++++ LISTING ++++

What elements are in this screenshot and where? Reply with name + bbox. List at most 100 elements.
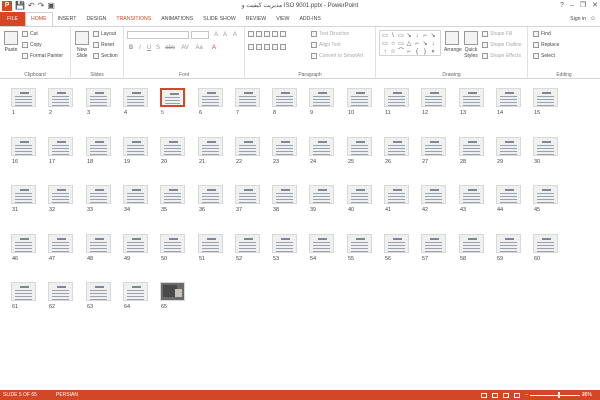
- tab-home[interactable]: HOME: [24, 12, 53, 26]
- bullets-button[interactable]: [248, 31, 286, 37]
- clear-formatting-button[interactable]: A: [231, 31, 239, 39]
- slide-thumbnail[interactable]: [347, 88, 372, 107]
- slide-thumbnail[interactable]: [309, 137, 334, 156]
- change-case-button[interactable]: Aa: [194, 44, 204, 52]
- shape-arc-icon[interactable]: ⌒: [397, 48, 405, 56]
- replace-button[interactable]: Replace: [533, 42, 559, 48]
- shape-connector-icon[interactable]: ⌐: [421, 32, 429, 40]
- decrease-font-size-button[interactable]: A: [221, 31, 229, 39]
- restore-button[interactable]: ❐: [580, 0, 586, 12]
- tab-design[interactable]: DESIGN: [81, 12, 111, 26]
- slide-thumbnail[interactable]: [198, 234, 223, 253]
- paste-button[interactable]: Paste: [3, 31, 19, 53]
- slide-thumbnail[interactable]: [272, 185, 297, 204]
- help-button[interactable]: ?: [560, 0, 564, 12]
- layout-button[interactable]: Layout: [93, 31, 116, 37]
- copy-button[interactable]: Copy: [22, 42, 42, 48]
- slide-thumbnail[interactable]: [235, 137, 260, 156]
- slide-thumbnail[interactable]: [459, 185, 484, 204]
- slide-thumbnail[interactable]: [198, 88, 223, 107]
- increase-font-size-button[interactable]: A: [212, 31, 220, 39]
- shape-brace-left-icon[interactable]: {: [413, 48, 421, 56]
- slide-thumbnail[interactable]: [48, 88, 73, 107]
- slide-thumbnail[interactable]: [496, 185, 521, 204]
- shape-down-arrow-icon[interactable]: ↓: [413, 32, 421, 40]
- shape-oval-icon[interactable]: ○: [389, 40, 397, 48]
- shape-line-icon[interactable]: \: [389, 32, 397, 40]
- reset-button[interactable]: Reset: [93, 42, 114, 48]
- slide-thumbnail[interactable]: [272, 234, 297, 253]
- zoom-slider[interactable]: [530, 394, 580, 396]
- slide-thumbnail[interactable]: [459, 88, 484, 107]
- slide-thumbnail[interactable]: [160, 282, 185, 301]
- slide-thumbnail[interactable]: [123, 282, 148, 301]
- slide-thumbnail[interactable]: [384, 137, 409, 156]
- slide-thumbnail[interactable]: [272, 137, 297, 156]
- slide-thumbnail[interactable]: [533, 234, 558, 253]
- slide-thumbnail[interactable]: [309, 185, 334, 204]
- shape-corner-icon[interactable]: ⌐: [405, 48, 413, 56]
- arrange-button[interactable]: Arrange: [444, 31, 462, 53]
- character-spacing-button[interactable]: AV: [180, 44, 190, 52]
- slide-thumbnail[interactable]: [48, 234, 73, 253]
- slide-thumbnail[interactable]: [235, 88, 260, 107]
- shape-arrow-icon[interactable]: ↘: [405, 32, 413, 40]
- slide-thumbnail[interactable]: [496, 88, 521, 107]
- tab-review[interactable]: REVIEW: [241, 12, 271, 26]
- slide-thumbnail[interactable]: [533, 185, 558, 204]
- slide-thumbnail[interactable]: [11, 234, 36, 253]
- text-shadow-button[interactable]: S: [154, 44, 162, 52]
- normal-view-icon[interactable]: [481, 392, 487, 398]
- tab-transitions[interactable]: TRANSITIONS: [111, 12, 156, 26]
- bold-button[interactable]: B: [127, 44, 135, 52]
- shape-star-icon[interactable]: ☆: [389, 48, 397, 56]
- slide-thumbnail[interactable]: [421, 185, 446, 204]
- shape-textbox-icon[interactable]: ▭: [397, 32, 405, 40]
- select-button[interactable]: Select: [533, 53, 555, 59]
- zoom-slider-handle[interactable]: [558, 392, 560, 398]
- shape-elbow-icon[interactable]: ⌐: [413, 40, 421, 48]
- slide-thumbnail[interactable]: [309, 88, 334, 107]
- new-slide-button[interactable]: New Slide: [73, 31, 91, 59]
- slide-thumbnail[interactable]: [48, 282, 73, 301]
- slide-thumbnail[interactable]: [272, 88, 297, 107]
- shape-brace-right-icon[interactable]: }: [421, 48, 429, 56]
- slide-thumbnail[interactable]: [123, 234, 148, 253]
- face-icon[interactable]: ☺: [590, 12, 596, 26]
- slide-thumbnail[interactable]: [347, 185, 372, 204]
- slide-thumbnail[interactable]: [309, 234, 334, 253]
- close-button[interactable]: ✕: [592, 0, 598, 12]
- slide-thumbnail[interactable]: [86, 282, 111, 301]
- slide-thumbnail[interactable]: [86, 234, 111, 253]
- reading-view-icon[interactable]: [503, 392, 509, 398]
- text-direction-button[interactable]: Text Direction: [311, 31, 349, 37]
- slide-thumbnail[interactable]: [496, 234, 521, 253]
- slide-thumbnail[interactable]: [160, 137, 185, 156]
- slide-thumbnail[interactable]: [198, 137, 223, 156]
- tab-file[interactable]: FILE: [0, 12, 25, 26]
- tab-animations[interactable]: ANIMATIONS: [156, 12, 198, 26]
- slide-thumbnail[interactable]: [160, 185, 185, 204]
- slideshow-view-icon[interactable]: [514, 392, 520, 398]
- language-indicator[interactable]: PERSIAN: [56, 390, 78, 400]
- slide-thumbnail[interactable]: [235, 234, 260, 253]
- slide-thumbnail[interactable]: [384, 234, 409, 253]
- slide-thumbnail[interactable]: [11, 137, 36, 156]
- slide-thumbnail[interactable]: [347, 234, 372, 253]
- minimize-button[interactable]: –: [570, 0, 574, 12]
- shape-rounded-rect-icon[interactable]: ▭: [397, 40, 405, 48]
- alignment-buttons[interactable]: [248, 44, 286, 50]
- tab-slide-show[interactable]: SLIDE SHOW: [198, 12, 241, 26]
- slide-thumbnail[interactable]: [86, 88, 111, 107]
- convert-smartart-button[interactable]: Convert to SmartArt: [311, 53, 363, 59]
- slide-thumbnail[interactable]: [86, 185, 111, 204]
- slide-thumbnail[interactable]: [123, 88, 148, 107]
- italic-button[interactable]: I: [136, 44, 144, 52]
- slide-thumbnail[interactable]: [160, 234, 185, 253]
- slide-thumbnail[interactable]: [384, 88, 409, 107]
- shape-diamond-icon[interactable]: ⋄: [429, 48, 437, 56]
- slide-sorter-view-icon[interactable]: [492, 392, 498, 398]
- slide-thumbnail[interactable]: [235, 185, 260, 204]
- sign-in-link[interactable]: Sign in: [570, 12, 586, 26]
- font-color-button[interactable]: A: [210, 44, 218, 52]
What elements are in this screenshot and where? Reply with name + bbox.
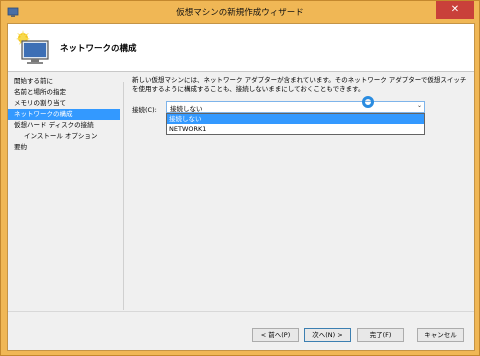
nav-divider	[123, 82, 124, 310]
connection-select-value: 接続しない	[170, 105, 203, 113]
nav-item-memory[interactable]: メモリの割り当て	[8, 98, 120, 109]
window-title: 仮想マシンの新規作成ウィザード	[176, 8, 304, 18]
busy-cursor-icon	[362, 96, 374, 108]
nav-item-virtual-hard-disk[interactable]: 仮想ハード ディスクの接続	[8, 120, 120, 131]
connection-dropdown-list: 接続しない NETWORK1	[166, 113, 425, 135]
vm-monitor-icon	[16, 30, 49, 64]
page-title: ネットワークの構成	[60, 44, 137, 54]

++++

**THE REQUEST:** Copy out every one of the entries above word for word, but omit the pictures.

**TASK SOLUTION:**
What elements are in this screenshot and where? Reply with name + bbox. List at most 100 elements.
- tab-home[interactable]: HOME: [24, 12, 53, 26]
- bullets-button[interactable]: [248, 31, 286, 37]
- clear-formatting-button[interactable]: A: [231, 31, 239, 39]
- slide-thumbnail[interactable]: [347, 88, 372, 107]
- slide-thumbnail[interactable]: [309, 137, 334, 156]
- change-case-button[interactable]: Aa: [194, 44, 204, 52]
- shape-arc-icon[interactable]: ⌒: [397, 48, 405, 56]
- replace-button[interactable]: Replace: [533, 42, 559, 48]
- shape-connector-icon[interactable]: ⌐: [421, 32, 429, 40]
- decrease-font-size-button[interactable]: A: [221, 31, 229, 39]
- restore-button[interactable]: ❐: [580, 0, 586, 12]
- tab-design[interactable]: DESIGN: [81, 12, 111, 26]
- slide-thumbnail[interactable]: [198, 234, 223, 253]
- paste-button[interactable]: Paste: [3, 31, 19, 53]
- slide-thumbnail[interactable]: [272, 185, 297, 204]
- help-button[interactable]: ?: [560, 0, 564, 12]
- layout-button[interactable]: Layout: [93, 31, 116, 37]
- copy-button[interactable]: Copy: [22, 42, 42, 48]
- slide-thumbnail[interactable]: [235, 137, 260, 156]
- slide-thumbnail[interactable]: [459, 185, 484, 204]
- slide-thumbnail[interactable]: [198, 88, 223, 107]
- increase-font-size-button[interactable]: A: [212, 31, 220, 39]
- shape-brace-left-icon[interactable]: {: [413, 48, 421, 56]
- slide-thumbnail[interactable]: [48, 88, 73, 107]
- slide-thumbnail[interactable]: [496, 185, 521, 204]
- shape-down-arrow-icon[interactable]: ↓: [413, 32, 421, 40]
- shape-oval-icon[interactable]: ○: [389, 40, 397, 48]
- shape-line-icon[interactable]: \: [389, 32, 397, 40]
- reset-button[interactable]: Reset: [93, 42, 114, 48]
- slide-thumbnail[interactable]: [272, 234, 297, 253]
- zoom-slider[interactable]: [530, 394, 580, 396]
- slide-thumbnail[interactable]: [459, 88, 484, 107]
- slide-thumbnail[interactable]: [160, 282, 185, 301]
- slide-thumbnail[interactable]: [123, 282, 148, 301]
- slide-thumbnail[interactable]: [384, 137, 409, 156]
- slide-thumbnail[interactable]: [272, 137, 297, 156]
- slide-thumbnail[interactable]: [533, 234, 558, 253]
- slide-thumbnail[interactable]: [309, 185, 334, 204]
- shape-corner-icon[interactable]: ⌐: [405, 48, 413, 56]
- arrange-button[interactable]: Arrange: [444, 31, 462, 53]
- character-spacing-button[interactable]: AV: [180, 44, 190, 52]
- slide-thumbnail[interactable]: [48, 234, 73, 253]
- slide-thumbnail[interactable]: [235, 88, 260, 107]
- shape-arrow-icon[interactable]: ↘: [405, 32, 413, 40]
- slide-thumbnail[interactable]: [496, 88, 521, 107]
- tab-review[interactable]: REVIEW: [241, 12, 271, 26]
- slide-thumbnail[interactable]: [533, 185, 558, 204]
- slide-thumbnail[interactable]: [11, 234, 36, 253]
- text-shadow-button[interactable]: S: [154, 44, 162, 52]
- normal-view-icon[interactable]: [481, 392, 487, 398]
- tab-transitions[interactable]: TRANSITIONS: [111, 12, 156, 26]
- bold-button[interactable]: B: [127, 44, 135, 52]
- shape-star-icon[interactable]: ☆: [389, 48, 397, 56]
- slide-thumbnail[interactable]: [421, 185, 446, 204]
- shape-textbox-icon[interactable]: ▭: [397, 32, 405, 40]
- select-button[interactable]: Select: [533, 53, 555, 59]
- zoom-slider-handle[interactable]: [558, 392, 560, 398]
- shape-elbow-icon[interactable]: ⌐: [413, 40, 421, 48]
- slide-thumbnail[interactable]: [309, 88, 334, 107]
- new-slide-button[interactable]: New Slide: [73, 31, 91, 59]
- slide-thumbnail[interactable]: [48, 282, 73, 301]
- slide-thumbnail[interactable]: [272, 88, 297, 107]
- shape-brace-right-icon[interactable]: }: [421, 48, 429, 56]
- slide-thumbnail[interactable]: [123, 234, 148, 253]
- face-icon[interactable]: ☺: [590, 12, 596, 26]
- slide-thumbnail[interactable]: [347, 185, 372, 204]
- slide-thumbnail[interactable]: [309, 234, 334, 253]
- close-button[interactable]: ✕: [592, 0, 598, 12]
- slide-thumbnail[interactable]: [86, 282, 111, 301]
- slide-thumbnail[interactable]: [86, 234, 111, 253]
- reading-view-icon[interactable]: [503, 392, 509, 398]
- text-direction-button[interactable]: Text Direction: [311, 31, 349, 37]
- slide-thumbnail[interactable]: [496, 234, 521, 253]
- slide-thumbnail[interactable]: [160, 137, 185, 156]
- slide-thumbnail[interactable]: [198, 137, 223, 156]
- tab-file[interactable]: FILE: [0, 12, 25, 26]
- tab-animations[interactable]: ANIMATIONS: [156, 12, 198, 26]
- slide-thumbnail[interactable]: [160, 185, 185, 204]
- slideshow-view-icon[interactable]: [514, 392, 520, 398]
- language-indicator[interactable]: PERSIAN: [56, 390, 78, 400]
- slide-thumbnail[interactable]: [235, 234, 260, 253]
- slide-thumbnail[interactable]: [384, 234, 409, 253]
- slide-thumbnail[interactable]: [11, 137, 36, 156]
- slide-thumbnail[interactable]: [347, 234, 372, 253]
- minimize-button[interactable]: –: [570, 0, 574, 12]
- shape-rounded-rect-icon[interactable]: ▭: [397, 40, 405, 48]
- alignment-buttons[interactable]: [248, 44, 286, 50]
- tab-slide-show[interactable]: SLIDE SHOW: [198, 12, 241, 26]
- slide-thumbnail[interactable]: [86, 88, 111, 107]
- convert-smartart-button[interactable]: Convert to SmartArt: [311, 53, 363, 59]
- slide-thumbnail[interactable]: [86, 185, 111, 204]
- slide-thumbnail[interactable]: [123, 88, 148, 107]
- italic-button[interactable]: I: [136, 44, 144, 52]
- slide-thumbnail[interactable]: [160, 234, 185, 253]
- slide-thumbnail[interactable]: [384, 88, 409, 107]
- shape-diamond-icon[interactable]: ⋄: [429, 48, 437, 56]
- slide-sorter-view-icon[interactable]: [492, 392, 498, 398]
- slide-thumbnail[interactable]: [235, 185, 260, 204]
- sign-in-link[interactable]: Sign in: [570, 12, 586, 26]
- font-color-button[interactable]: A: [210, 44, 218, 52]
What elements are in this screenshot and where? Reply with name + bbox.
nav-divider	[123, 82, 124, 310]
connection-select-value: 接続しない	[170, 105, 203, 113]
nav-item-memory[interactable]: メモリの割り当て	[8, 98, 120, 109]
window-title: 仮想マシンの新規作成ウィザード	[176, 8, 304, 18]
busy-cursor-icon	[362, 96, 374, 108]
nav-item-virtual-hard-disk[interactable]: 仮想ハード ディスクの接続	[8, 120, 120, 131]
connection-dropdown-list: 接続しない NETWORK1	[166, 113, 425, 135]
vm-monitor-icon	[16, 30, 49, 64]
page-title: ネットワークの構成	[60, 44, 137, 54]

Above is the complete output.